Items from a data source
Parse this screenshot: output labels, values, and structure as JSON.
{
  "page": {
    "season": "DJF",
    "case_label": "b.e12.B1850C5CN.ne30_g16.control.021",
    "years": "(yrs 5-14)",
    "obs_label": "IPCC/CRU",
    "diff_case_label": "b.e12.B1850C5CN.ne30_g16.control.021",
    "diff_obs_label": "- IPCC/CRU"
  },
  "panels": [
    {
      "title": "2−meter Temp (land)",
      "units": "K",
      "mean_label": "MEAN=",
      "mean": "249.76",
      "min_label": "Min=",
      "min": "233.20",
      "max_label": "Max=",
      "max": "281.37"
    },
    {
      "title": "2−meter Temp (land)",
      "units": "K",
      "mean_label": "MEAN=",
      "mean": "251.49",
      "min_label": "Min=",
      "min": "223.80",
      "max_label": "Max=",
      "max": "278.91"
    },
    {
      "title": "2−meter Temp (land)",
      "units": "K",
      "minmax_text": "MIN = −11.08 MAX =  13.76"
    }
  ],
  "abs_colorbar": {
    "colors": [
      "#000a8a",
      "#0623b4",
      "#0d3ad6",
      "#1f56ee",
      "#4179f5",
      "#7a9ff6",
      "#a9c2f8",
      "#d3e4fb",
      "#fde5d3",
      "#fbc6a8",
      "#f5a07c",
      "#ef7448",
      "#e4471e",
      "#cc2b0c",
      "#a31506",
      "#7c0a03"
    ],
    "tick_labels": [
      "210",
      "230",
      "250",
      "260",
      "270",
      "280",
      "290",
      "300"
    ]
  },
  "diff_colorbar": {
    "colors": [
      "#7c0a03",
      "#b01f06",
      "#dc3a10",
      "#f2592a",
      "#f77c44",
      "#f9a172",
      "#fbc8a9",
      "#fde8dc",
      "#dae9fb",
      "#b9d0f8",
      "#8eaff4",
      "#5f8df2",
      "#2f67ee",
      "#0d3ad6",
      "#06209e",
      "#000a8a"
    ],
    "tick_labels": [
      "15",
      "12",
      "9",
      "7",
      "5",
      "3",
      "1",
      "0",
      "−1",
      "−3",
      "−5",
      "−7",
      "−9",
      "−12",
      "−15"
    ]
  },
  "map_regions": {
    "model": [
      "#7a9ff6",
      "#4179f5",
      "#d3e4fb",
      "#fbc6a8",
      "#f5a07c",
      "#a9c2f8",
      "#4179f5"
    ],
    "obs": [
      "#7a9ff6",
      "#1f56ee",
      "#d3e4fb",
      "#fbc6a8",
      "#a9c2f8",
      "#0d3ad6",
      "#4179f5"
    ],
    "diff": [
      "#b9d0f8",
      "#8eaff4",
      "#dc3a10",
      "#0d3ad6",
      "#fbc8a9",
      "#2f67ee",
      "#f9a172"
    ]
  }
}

EXERCISE OBJECTIVE:
Copy down the whole of the data above, matching it exactly.

EXERCISE SOLUTION:
Parse this screenshot: output labels, values, and structure as JSON.
{
  "page": {
    "season": "DJF",
    "case_label": "b.e12.B1850C5CN.ne30_g16.control.021",
    "years": "(yrs 5-14)",
    "obs_label": "IPCC/CRU",
    "diff_case_label": "b.e12.B1850C5CN.ne30_g16.control.021",
    "diff_obs_label": "- IPCC/CRU"
  },
  "panels": [
    {
      "title": "2−meter Temp (land)",
      "units": "K",
      "mean_label": "MEAN=",
      "mean": "249.76",
      "min_label": "Min=",
      "min": "233.20",
      "max_label": "Max=",
      "max": "281.37"
    },
    {
      "title": "2−meter Temp (land)",
      "units": "K",
      "mean_label": "MEAN=",
      "mean": "251.49",
      "min_label": "Min=",
      "min": "223.80",
      "max_label": "Max=",
      "max": "278.91"
    },
    {
      "title": "2−meter Temp (land)",
      "units": "K",
      "minmax_text": "MIN = −11.08 MAX =  13.76"
    }
  ],
  "abs_colorbar": {
    "colors": [
      "#000a8a",
      "#0623b4",
      "#0d3ad6",
      "#1f56ee",
      "#4179f5",
      "#7a9ff6",
      "#a9c2f8",
      "#d3e4fb",
      "#fde5d3",
      "#fbc6a8",
      "#f5a07c",
      "#ef7448",
      "#e4471e",
      "#cc2b0c",
      "#a31506",
      "#7c0a03"
    ],
    "tick_labels": [
      "210",
      "230",
      "250",
      "260",
      "270",
      "280",
      "290",
      "300"
    ]
  },
  "diff_colorbar": {
    "colors": [
      "#7c0a03",
      "#b01f06",
      "#dc3a10",
      "#f2592a",
      "#f77c44",
      "#f9a172",
      "#fbc8a9",
      "#fde8dc",
      "#dae9fb",
      "#b9d0f8",
      "#8eaff4",
      "#5f8df2",
      "#2f67ee",
      "#0d3ad6",
      "#06209e",
      "#000a8a"
    ],
    "tick_labels": [
      "15",
      "12",
      "9",
      "7",
      "5",
      "3",
      "1",
      "0",
      "−1",
      "−3",
      "−5",
      "−7",
      "−9",
      "−12",
      "−15"
    ]
  },
  "map_regions": {
    "model": [
      "#7a9ff6",
      "#4179f5",
      "#d3e4fb",
      "#fbc6a8",
      "#f5a07c",
      "#a9c2f8",
      "#4179f5"
    ],
    "obs": [
      "#7a9ff6",
      "#1f56ee",
      "#d3e4fb",
      "#fbc6a8",
      "#a9c2f8",
      "#0d3ad6",
      "#4179f5"
    ],
    "diff": [
      "#b9d0f8",
      "#8eaff4",
      "#dc3a10",
      "#0d3ad6",
      "#fbc8a9",
      "#2f67ee",
      "#f9a172"
    ]
  }
}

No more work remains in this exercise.